··· SUPPLIED MATERIAL ···

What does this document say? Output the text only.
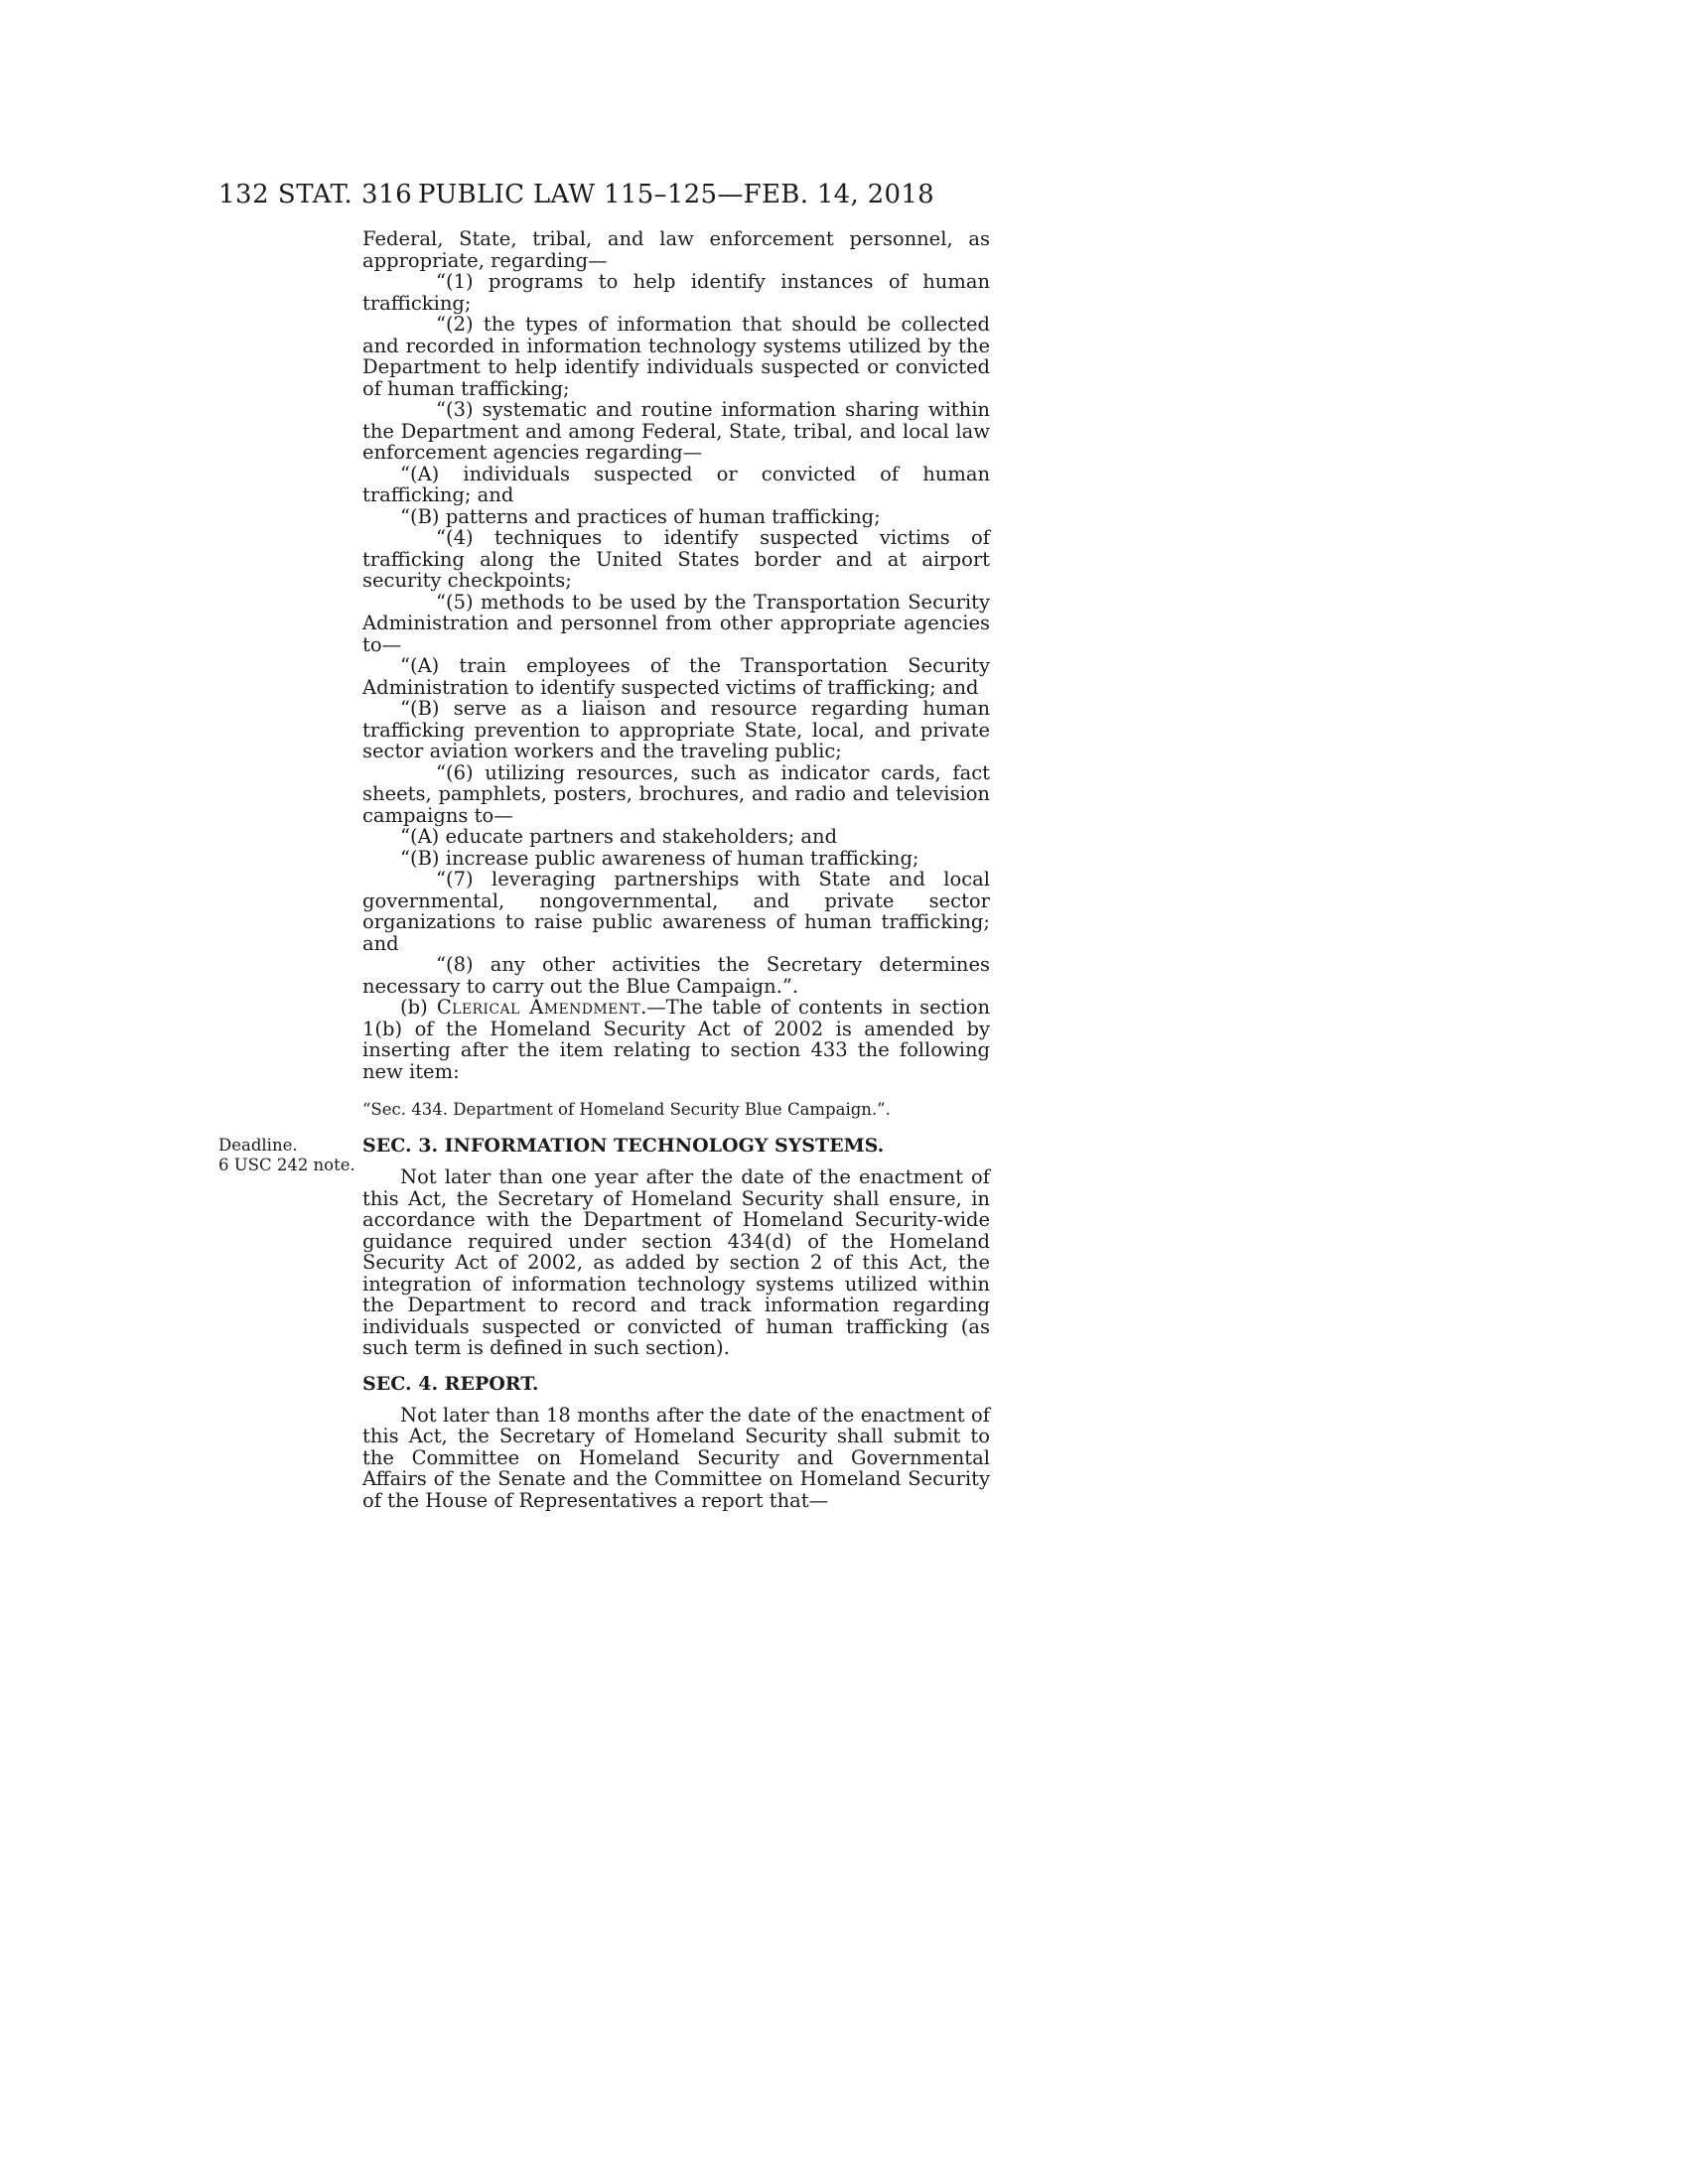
132 STAT. 316 PUBLIC LAW 115–125—FEB. 14, 2018

Federal, State, tribal, and law enforcement personnel, as appropriate, regarding—

“(1) programs to help identify instances of human trafficking;

“(2) the types of information that should be collected and recorded in information technology systems utilized by the Department to help identify individuals suspected or convicted of human trafficking;

“(3) systematic and routine information sharing within the Department and among Federal, State, tribal, and local law enforcement agencies regarding—

“(A) individuals suspected or convicted of human trafficking; and

“(B) patterns and practices of human trafficking;

“(4) techniques to identify suspected victims of trafficking along the United States border and at airport security checkpoints;

“(5) methods to be used by the Transportation Security Administration and personnel from other appropriate agencies to—

“(A) train employees of the Transportation Security Administration to identify suspected victims of trafficking; and

“(B) serve as a liaison and resource regarding human trafficking prevention to appropriate State, local, and private sector aviation workers and the traveling public;

“(6) utilizing resources, such as indicator cards, fact sheets, pamphlets, posters, brochures, and radio and television campaigns to—

“(A) educate partners and stakeholders; and

“(B) increase public awareness of human trafficking;

“(7) leveraging partnerships with State and local governmental, nongovernmental, and private sector organizations to raise public awareness of human trafficking; and

“(8) any other activities the Secretary determines necessary to carry out the Blue Campaign.”.

(b) Clerical Amendment.—The table of contents in section 1(b) of the Homeland Security Act of 2002 is amended by inserting after the item relating to section 433 the following new item:

“Sec. 434. Department of Homeland Security Blue Campaign.”.

SEC. 3. INFORMATION TECHNOLOGY SYSTEMS.
Deadline.
6 USC 242 note.

Not later than one year after the date of the enactment of this Act, the Secretary of Homeland Security shall ensure, in accordance with the Department of Homeland Security-wide guidance required under section 434(d) of the Homeland Security Act of 2002, as added by section 2 of this Act, the integration of information technology systems utilized within the Department to record and track information regarding individuals suspected or convicted of human trafficking (as such term is defined in such section).

SEC. 4. REPORT.

Not later than 18 months after the date of the enactment of this Act, the Secretary of Homeland Security shall submit to the Committee on Homeland Security and Governmental Affairs of the Senate and the Committee on Homeland Security of the House of Representatives a report that—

···

_WHAT IS BEING ASKED_.
Pictures excluded, quote all the data above exactly.

_SOLUTION_.
What does this document say? Output the text only.
132 STAT. 316 PUBLIC LAW 115–125—FEB. 14, 2018

Federal, State, tribal, and law enforcement personnel, as appropriate, regarding—

“(1) programs to help identify instances of human trafficking;

“(2) the types of information that should be collected and recorded in information technology systems utilized by the Department to help identify individuals suspected or convicted of human trafficking;

“(3) systematic and routine information sharing within the Department and among Federal, State, tribal, and local law enforcement agencies regarding—

“(A) individuals suspected or convicted of human trafficking; and

“(B) patterns and practices of human trafficking;

“(4) techniques to identify suspected victims of trafficking along the United States border and at airport security checkpoints;

“(5) methods to be used by the Transportation Security Administration and personnel from other appropriate agencies to—

“(A) train employees of the Transportation Security Administration to identify suspected victims of trafficking; and

“(B) serve as a liaison and resource regarding human trafficking prevention to appropriate State, local, and private sector aviation workers and the traveling public;

“(6) utilizing resources, such as indicator cards, fact sheets, pamphlets, posters, brochures, and radio and television campaigns to—

“(A) educate partners and stakeholders; and

“(B) increase public awareness of human trafficking;

“(7) leveraging partnerships with State and local governmental, nongovernmental, and private sector organizations to raise public awareness of human trafficking; and

“(8) any other activities the Secretary determines necessary to carry out the Blue Campaign.”.

(b) Clerical Amendment.—The table of contents in section 1(b) of the Homeland Security Act of 2002 is amended by inserting after the item relating to section 433 the following new item:

“Sec. 434. Department of Homeland Security Blue Campaign.”.

SEC. 3. INFORMATION TECHNOLOGY SYSTEMS.
Deadline.
6 USC 242 note.

Not later than one year after the date of the enactment of this Act, the Secretary of Homeland Security shall ensure, in accordance with the Department of Homeland Security-wide guidance required under section 434(d) of the Homeland Security Act of 2002, as added by section 2 of this Act, the integration of information technology systems utilized within the Department to record and track information regarding individuals suspected or convicted of human trafficking (as such term is defined in such section).

SEC. 4. REPORT.

Not later than 18 months after the date of the enactment of this Act, the Secretary of Homeland Security shall submit to the Committee on Homeland Security and Governmental Affairs of the Senate and the Committee on Homeland Security of the House of Representatives a report that—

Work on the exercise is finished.